-- Dataset excerpts --
-*-*-

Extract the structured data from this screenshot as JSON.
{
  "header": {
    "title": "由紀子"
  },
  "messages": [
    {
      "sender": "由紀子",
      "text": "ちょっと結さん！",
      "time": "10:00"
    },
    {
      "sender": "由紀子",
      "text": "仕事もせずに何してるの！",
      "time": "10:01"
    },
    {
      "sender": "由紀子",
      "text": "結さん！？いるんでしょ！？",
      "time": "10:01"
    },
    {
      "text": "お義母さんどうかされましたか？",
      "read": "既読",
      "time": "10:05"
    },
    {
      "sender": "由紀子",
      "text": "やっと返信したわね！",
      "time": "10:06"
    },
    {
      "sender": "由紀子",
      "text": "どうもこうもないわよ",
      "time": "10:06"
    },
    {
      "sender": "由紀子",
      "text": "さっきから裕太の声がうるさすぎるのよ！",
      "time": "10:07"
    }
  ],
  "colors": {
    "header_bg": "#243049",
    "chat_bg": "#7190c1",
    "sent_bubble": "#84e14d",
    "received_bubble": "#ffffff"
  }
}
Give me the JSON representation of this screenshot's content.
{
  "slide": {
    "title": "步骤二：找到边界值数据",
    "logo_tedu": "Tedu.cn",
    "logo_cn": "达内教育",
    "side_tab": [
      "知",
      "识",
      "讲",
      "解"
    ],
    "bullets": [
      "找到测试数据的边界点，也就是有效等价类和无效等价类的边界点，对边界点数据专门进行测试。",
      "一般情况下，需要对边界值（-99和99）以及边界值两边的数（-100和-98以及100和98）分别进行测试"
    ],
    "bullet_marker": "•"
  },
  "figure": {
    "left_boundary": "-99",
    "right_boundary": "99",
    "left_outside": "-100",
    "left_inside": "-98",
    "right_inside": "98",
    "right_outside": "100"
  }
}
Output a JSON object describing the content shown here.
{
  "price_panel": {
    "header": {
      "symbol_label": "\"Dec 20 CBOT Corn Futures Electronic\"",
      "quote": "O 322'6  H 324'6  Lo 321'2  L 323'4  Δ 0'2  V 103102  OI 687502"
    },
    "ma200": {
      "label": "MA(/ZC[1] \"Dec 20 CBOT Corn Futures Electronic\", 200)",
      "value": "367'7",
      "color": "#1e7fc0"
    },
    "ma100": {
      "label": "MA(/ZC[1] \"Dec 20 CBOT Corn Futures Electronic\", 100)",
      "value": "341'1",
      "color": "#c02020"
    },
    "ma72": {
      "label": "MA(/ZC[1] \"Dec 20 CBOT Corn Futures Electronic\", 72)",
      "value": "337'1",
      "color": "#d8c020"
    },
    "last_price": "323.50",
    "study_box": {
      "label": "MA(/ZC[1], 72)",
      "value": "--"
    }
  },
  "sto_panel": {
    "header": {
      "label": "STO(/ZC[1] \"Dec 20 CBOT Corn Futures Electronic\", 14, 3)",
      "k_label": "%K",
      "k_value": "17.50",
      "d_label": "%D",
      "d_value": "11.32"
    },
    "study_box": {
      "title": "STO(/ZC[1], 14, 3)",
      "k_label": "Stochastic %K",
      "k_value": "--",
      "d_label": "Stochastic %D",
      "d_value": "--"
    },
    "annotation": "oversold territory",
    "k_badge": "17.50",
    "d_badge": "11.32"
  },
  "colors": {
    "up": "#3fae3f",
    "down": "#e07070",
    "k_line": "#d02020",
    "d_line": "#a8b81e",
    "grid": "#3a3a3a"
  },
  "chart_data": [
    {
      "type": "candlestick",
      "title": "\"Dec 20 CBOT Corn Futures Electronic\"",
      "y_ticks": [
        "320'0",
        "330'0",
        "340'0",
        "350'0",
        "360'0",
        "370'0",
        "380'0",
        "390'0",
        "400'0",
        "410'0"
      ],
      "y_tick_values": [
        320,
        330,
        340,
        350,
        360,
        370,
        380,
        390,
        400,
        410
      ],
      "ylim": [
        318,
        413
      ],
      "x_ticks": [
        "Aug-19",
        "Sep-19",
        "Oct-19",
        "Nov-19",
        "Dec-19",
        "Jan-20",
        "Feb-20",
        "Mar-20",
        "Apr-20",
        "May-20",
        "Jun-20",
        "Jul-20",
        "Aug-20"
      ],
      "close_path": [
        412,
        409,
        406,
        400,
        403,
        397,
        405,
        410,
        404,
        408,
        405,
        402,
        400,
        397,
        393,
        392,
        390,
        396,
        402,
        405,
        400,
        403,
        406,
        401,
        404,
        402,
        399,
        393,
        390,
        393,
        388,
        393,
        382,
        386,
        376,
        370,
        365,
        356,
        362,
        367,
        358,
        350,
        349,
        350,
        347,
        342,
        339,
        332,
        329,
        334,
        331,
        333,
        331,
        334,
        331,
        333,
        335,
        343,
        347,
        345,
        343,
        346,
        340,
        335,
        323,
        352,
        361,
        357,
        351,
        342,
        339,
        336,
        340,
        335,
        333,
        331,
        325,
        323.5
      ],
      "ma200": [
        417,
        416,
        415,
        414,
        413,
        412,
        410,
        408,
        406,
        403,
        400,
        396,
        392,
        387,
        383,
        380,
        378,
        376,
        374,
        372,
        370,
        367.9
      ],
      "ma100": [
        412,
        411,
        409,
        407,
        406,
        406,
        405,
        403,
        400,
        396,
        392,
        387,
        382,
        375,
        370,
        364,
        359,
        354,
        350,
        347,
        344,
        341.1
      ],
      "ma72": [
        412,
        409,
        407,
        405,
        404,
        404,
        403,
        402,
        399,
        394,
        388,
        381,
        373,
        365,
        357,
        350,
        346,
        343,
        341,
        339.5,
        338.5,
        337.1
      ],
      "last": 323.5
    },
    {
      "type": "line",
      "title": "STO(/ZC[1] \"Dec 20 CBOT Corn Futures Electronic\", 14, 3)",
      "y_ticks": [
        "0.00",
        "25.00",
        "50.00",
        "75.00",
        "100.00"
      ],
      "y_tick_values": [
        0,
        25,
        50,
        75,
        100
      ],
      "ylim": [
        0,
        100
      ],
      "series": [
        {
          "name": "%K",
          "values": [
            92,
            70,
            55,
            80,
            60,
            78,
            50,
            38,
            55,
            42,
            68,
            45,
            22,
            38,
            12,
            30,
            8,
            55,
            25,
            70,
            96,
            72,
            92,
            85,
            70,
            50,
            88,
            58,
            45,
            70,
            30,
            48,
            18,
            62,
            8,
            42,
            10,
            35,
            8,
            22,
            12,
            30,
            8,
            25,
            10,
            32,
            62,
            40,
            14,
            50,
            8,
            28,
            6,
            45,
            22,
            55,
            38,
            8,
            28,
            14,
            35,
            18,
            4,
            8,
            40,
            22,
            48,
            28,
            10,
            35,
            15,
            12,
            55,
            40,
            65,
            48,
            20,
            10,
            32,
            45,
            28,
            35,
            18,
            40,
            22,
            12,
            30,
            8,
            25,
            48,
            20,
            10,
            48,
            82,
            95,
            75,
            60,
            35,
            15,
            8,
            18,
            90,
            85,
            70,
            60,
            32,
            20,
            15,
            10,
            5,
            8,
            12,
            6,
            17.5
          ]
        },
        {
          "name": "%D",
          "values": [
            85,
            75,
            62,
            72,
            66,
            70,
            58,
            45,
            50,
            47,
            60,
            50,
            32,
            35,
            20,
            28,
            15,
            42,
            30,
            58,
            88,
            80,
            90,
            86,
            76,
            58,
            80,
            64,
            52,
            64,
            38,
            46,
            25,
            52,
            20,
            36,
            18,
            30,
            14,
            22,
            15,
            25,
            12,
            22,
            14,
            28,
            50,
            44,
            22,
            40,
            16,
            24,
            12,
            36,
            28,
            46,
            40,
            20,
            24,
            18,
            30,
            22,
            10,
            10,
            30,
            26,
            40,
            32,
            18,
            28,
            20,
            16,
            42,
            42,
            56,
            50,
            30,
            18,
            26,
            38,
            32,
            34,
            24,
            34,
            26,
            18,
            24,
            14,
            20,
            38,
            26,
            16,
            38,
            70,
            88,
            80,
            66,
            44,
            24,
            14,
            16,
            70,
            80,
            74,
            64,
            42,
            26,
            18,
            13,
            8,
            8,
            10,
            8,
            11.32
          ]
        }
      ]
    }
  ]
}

-*-*-

In the entries above, identify every line with the word "title". Copy those lines.

-- Written reply --
    "title": "由紀子"
    "title": "步骤二：找到边界值数据",
      "title": "STO(/ZC[1], 14, 3)",
      "title": "\"Dec 20 CBOT Corn Futures Electronic\"",
      "title": "STO(/ZC[1] \"Dec 20 CBOT Corn Futures Electronic\", 14, 3)",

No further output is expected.